[Excerpt from a dataset]
○ ○ ○ ○

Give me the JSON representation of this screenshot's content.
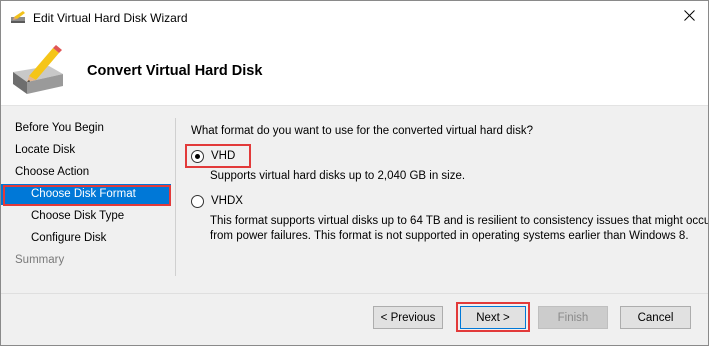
{
  "window": {
    "title": "Edit Virtual Hard Disk Wizard",
    "close_symbol": "✕"
  },
  "header": {
    "title": "Convert Virtual Hard Disk",
    "icon": "hard-disk-pencil-icon"
  },
  "nav": {
    "items": [
      {
        "label": "Before You Begin",
        "level": 0,
        "state": "normal"
      },
      {
        "label": "Locate Disk",
        "level": 0,
        "state": "normal"
      },
      {
        "label": "Choose Action",
        "level": 0,
        "state": "normal"
      },
      {
        "label": "Choose Disk Format",
        "level": 1,
        "state": "selected"
      },
      {
        "label": "Choose Disk Type",
        "level": 1,
        "state": "normal"
      },
      {
        "label": "Configure Disk",
        "level": 1,
        "state": "normal"
      },
      {
        "label": "Summary",
        "level": 0,
        "state": "disabled"
      }
    ]
  },
  "content": {
    "question": "What format do you want to use for the converted virtual hard disk?",
    "options": [
      {
        "label": "VHD",
        "checked": true,
        "description": "Supports virtual hard disks up to 2,040 GB in size."
      },
      {
        "label": "VHDX",
        "checked": false,
        "description_line1": "This format supports virtual disks up to 64 TB and is resilient to consistency issues that might occur",
        "description_line2": "from power failures. This format is not supported in operating systems earlier than Windows 8."
      }
    ]
  },
  "footer": {
    "previous_label": "< Previous",
    "next_label": "Next >",
    "finish_label": "Finish",
    "cancel_label": "Cancel"
  },
  "colors": {
    "selection": "#0078d7",
    "highlight_box": "#e23a3a",
    "dialog_background": "#f0f0f0"
  }
}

○ ○ ○ ○

Transcribe the material as is, with images omitted.

Give me the JSON representation of this screenshot's content.
{
  "window": {
    "title": "Edit Virtual Hard Disk Wizard",
    "close_symbol": "✕"
  },
  "header": {
    "title": "Convert Virtual Hard Disk",
    "icon": "hard-disk-pencil-icon"
  },
  "nav": {
    "items": [
      {
        "label": "Before You Begin",
        "level": 0,
        "state": "normal"
      },
      {
        "label": "Locate Disk",
        "level": 0,
        "state": "normal"
      },
      {
        "label": "Choose Action",
        "level": 0,
        "state": "normal"
      },
      {
        "label": "Choose Disk Format",
        "level": 1,
        "state": "selected"
      },
      {
        "label": "Choose Disk Type",
        "level": 1,
        "state": "normal"
      },
      {
        "label": "Configure Disk",
        "level": 1,
        "state": "normal"
      },
      {
        "label": "Summary",
        "level": 0,
        "state": "disabled"
      }
    ]
  },
  "content": {
    "question": "What format do you want to use for the converted virtual hard disk?",
    "options": [
      {
        "label": "VHD",
        "checked": true,
        "description": "Supports virtual hard disks up to 2,040 GB in size."
      },
      {
        "label": "VHDX",
        "checked": false,
        "description_line1": "This format supports virtual disks up to 64 TB and is resilient to consistency issues that might occur",
        "description_line2": "from power failures. This format is not supported in operating systems earlier than Windows 8."
      }
    ]
  },
  "footer": {
    "previous_label": "< Previous",
    "next_label": "Next >",
    "finish_label": "Finish",
    "cancel_label": "Cancel"
  },
  "colors": {
    "selection": "#0078d7",
    "highlight_box": "#e23a3a",
    "dialog_background": "#f0f0f0"
  }
}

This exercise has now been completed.